> **What is asked**
Copy the stretch from the line containing "List 69 of the" through the line containing "data-label: -0.00 <box>54 244 88 260</box>" verbatim, leaving the pictures out.

> **Data for this task**

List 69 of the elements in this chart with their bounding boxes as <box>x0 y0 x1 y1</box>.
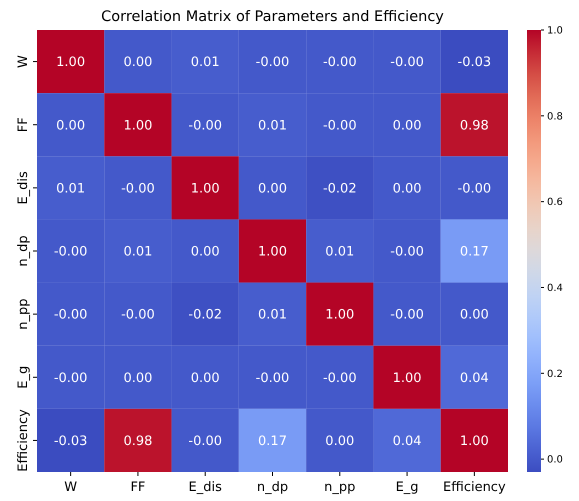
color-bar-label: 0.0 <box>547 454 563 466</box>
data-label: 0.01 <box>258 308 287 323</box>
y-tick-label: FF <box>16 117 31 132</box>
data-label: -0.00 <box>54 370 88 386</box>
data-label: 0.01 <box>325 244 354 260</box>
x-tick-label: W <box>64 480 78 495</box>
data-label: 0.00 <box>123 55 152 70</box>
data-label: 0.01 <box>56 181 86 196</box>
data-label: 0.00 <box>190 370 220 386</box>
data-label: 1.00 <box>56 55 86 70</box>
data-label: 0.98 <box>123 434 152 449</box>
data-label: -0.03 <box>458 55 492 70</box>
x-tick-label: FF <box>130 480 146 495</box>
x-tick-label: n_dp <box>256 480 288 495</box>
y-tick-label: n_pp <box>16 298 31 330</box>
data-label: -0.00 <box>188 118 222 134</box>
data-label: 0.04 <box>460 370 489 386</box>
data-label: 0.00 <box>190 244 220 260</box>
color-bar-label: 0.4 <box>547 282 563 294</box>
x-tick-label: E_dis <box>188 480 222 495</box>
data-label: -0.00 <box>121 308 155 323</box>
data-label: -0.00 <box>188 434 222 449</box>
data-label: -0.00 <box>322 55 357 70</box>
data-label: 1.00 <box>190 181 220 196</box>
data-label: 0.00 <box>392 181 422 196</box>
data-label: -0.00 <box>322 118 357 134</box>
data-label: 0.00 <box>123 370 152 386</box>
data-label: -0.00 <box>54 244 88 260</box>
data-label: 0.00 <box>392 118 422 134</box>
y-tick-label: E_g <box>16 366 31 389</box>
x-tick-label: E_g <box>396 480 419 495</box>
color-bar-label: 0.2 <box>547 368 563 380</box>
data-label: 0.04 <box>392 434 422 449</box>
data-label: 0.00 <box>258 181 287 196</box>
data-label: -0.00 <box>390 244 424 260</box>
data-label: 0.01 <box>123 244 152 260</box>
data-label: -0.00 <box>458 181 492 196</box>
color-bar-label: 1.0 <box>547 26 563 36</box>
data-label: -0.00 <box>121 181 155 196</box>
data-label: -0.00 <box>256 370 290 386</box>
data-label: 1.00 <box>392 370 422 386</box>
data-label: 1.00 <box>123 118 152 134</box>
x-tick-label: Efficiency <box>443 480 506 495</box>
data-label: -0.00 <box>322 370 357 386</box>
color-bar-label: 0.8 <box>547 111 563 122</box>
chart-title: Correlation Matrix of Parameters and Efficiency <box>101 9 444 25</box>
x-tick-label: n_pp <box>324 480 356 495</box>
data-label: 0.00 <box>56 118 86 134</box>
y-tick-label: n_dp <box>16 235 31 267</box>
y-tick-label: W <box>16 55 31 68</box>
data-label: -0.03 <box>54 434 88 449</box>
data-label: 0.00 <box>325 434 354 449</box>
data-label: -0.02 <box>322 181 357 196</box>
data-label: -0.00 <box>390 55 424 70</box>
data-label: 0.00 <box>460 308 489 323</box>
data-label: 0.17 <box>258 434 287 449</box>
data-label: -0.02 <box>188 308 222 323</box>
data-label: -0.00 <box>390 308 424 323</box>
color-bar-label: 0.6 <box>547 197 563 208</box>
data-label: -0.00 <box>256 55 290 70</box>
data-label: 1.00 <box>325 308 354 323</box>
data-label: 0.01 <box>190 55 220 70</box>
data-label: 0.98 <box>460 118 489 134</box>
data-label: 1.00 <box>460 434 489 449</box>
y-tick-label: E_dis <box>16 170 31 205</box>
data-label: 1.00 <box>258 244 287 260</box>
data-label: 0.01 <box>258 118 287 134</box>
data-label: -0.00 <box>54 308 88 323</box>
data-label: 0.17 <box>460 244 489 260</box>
---
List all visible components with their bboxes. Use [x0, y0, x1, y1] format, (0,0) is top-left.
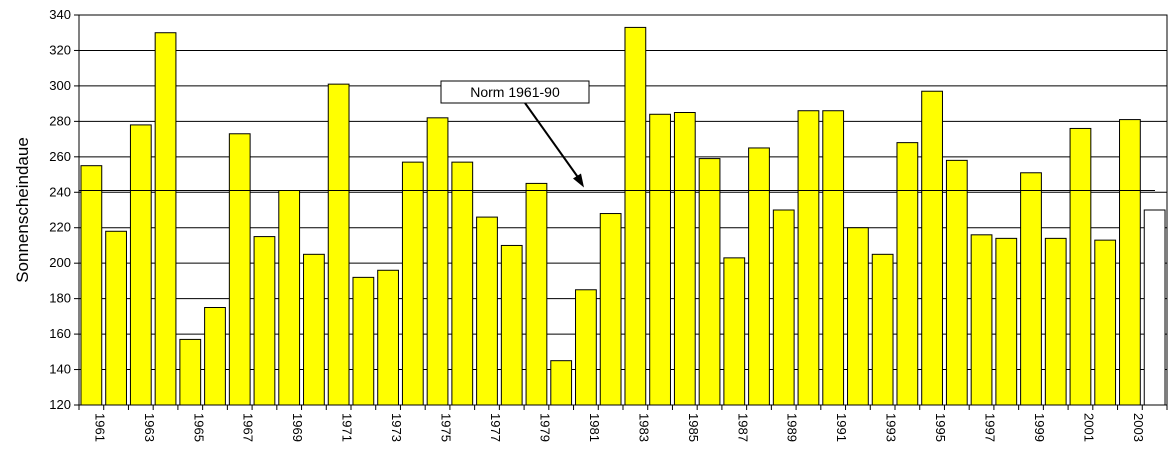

> **Result below**
List 69 of the elements in this chart with their bounding boxes as <box>x0 y0 x1 y1</box>.
color-bar-label: 0.0 <box>547 454 563 466</box>
data-label: 0.01 <box>258 308 287 323</box>
y-tick-label: FF <box>16 117 31 132</box>
data-label: -0.00 <box>54 370 88 386</box>
data-label: 0.01 <box>325 244 354 260</box>
x-tick-label: W <box>64 480 78 495</box>
data-label: 0.00 <box>123 55 152 70</box>
data-label: 0.01 <box>56 181 86 196</box>
data-label: 0.00 <box>190 370 220 386</box>
data-label: 1.00 <box>56 55 86 70</box>
data-label: 0.98 <box>123 434 152 449</box>
data-label: -0.03 <box>458 55 492 70</box>
x-tick-label: FF <box>130 480 146 495</box>
x-tick-label: n_dp <box>256 480 288 495</box>
y-tick-label: n_pp <box>16 298 31 330</box>
data-label: -0.00 <box>188 118 222 134</box>
data-label: 0.04 <box>460 370 489 386</box>
data-label: 0.00 <box>190 244 220 260</box>
color-bar-label: 0.4 <box>547 282 563 294</box>
x-tick-label: E_dis <box>188 480 222 495</box>
data-label: -0.00 <box>121 308 155 323</box>
data-label: -0.00 <box>188 434 222 449</box>
data-label: -0.00 <box>322 55 357 70</box>
data-label: 1.00 <box>190 181 220 196</box>
data-label: 0.00 <box>392 181 422 196</box>
data-label: -0.00 <box>322 118 357 134</box>
data-label: 0.00 <box>123 370 152 386</box>
data-label: -0.00 <box>54 244 88 260</box>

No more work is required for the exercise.